Direction >> Take every line from the listing below that includes "işlemiş" and copy it.

Dataset entries:
·····

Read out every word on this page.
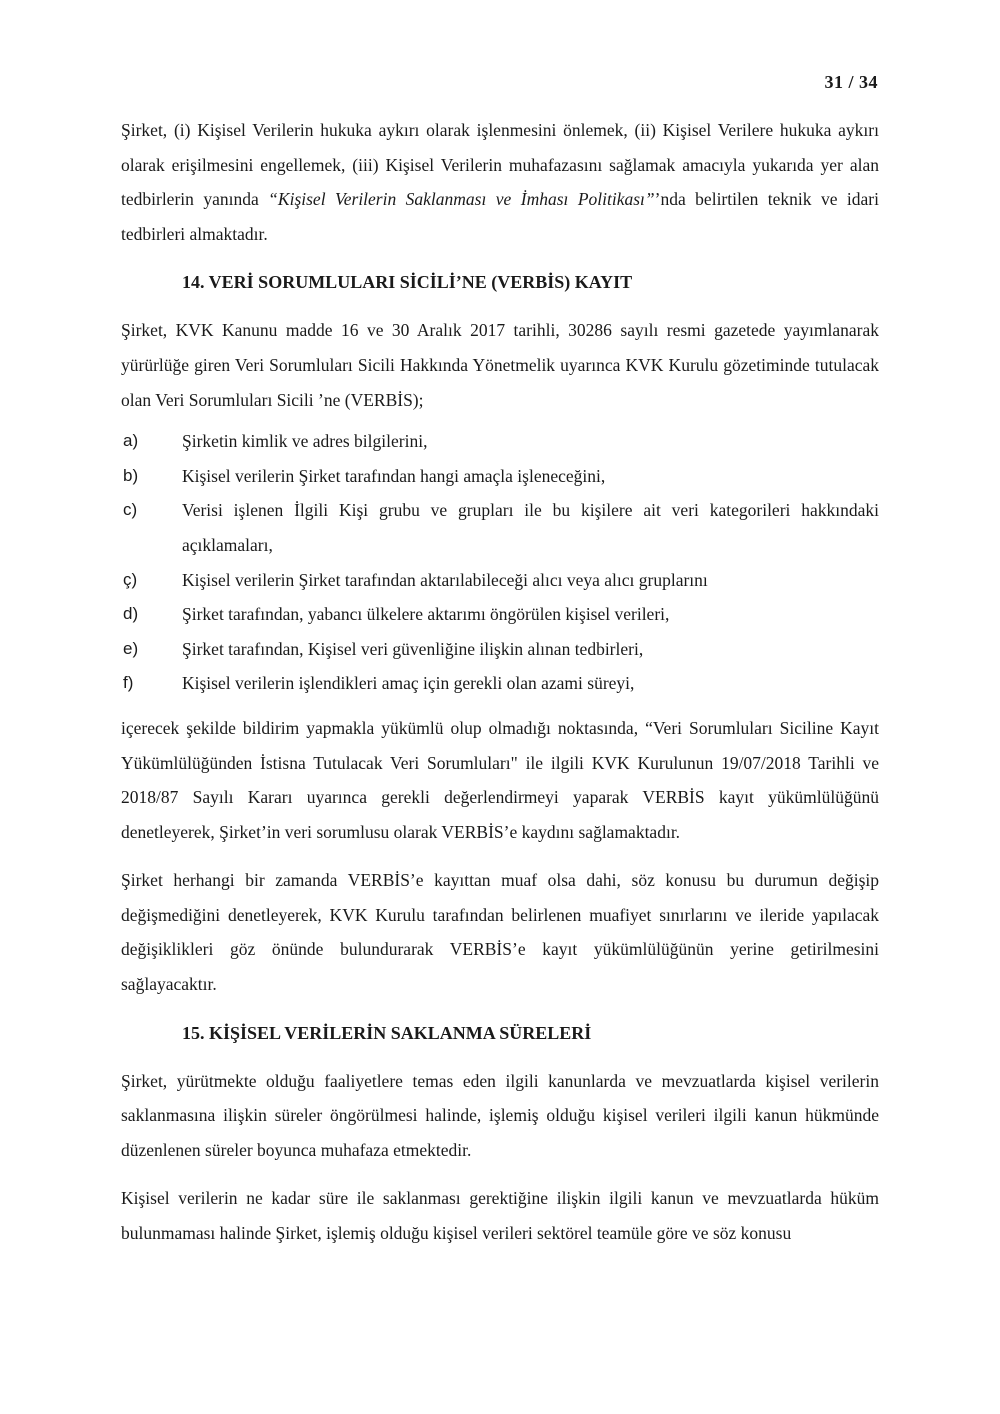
31 / 34

Şirket, (i) Kişisel Verilerin hukuka aykırı olarak işlenmesini önlemek, (ii) Kişisel Verilere hukuka aykırı olarak erişilmesini engellemek, (iii) Kişisel Verilerin muhafazasını sağlamak amacıyla yukarıda yer alan tedbirlerin yanında “Kişisel Verilerin Saklanması ve İmhası Politikası”’nda belirtilen teknik ve idari tedbirleri almaktadır.

14. VERİ SORUMLULARI SİCİLİ’NE (VERBİS) KAYIT

Şirket, KVK Kanunu madde 16 ve 30 Aralık 2017 tarihli, 30286 sayılı resmi gazetede yayımlanarak yürürlüğe giren Veri Sorumluları Sicili Hakkında Yönetmelik uyarınca KVK Kurulu gözetiminde tutulacak olan Veri Sorumluları Sicili ’ne (VERBİS);

a)	Şirketin kimlik ve adres bilgilerini,
b)	Kişisel verilerin Şirket tarafından hangi amaçla işleneceğini,
c)	Verisi işlenen İlgili Kişi grubu ve grupları ile bu kişilere ait veri kategorileri hakkındaki açıklamaları,
ç)	Kişisel verilerin Şirket tarafından aktarılabileceği alıcı veya alıcı gruplarını
d)	Şirket tarafından, yabancı ülkelere aktarımı öngörülen kişisel verileri,
e)	Şirket tarafından, Kişisel veri güvenliğine ilişkin alınan tedbirleri,
f)	Kişisel verilerin işlendikleri amaç için gerekli olan azami süreyi,

içerecek şekilde bildirim yapmakla yükümlü olup olmadığı noktasında, “Veri Sorumluları Siciline Kayıt Yükümlülüğünden İstisna Tutulacak Veri Sorumluları" ile ilgili KVK Kurulunun 19/07/2018 Tarihli ve 2018/87 Sayılı Kararı uyarınca gerekli değerlendirmeyi yaparak VERBİS kayıt yükümlülüğünü denetleyerek, Şirket’in veri sorumlusu olarak VERBİS’e kaydını sağlamaktadır.

Şirket herhangi bir zamanda VERBİS’e kayıttan muaf olsa dahi, söz konusu bu durumun değişip değişmediğini denetleyerek, KVK Kurulu tarafından belirlenen muafiyet sınırlarını ve ileride yapılacak değişiklikleri göz önünde bulundurarak VERBİS’e kayıt yükümlülüğünün yerine getirilmesini sağlayacaktır.

15. KİŞİSEL VERİLERİN SAKLANMA SÜRELERİ

Şirket, yürütmekte olduğu faaliyetlere temas eden ilgili kanunlarda ve mevzuatlarda kişisel verilerin saklanmasına ilişkin süreler öngörülmesi halinde, işlemiş olduğu kişisel verileri ilgili kanun hükmünde düzenlenen süreler boyunca muhafaza etmektedir.

Kişisel verilerin ne kadar süre ile saklanması gerektiğine ilişkin ilgili kanun ve mevzuatlarda hüküm bulunmaması halinde Şirket, işlemiş olduğu kişisel verileri sektörel teamüle göre ve söz konusu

·····

Exercise result >>
Şirket, yürütmekte olduğu faaliyetlere temas eden ilgili kanunlarda ve mevzuatlarda kişisel verilerin saklanmasına ilişkin süreler öngörülmesi halinde, işlemiş olduğu kişisel verileri ilgili kanun hükmünde düzenlenen süreler boyunca muhafaza etmektedir.
Kişisel verilerin ne kadar süre ile saklanması gerektiğine ilişkin ilgili kanun ve mevzuatlarda hüküm bulunmaması halinde Şirket, işlemiş olduğu kişisel verileri sektörel teamüle göre ve söz konusu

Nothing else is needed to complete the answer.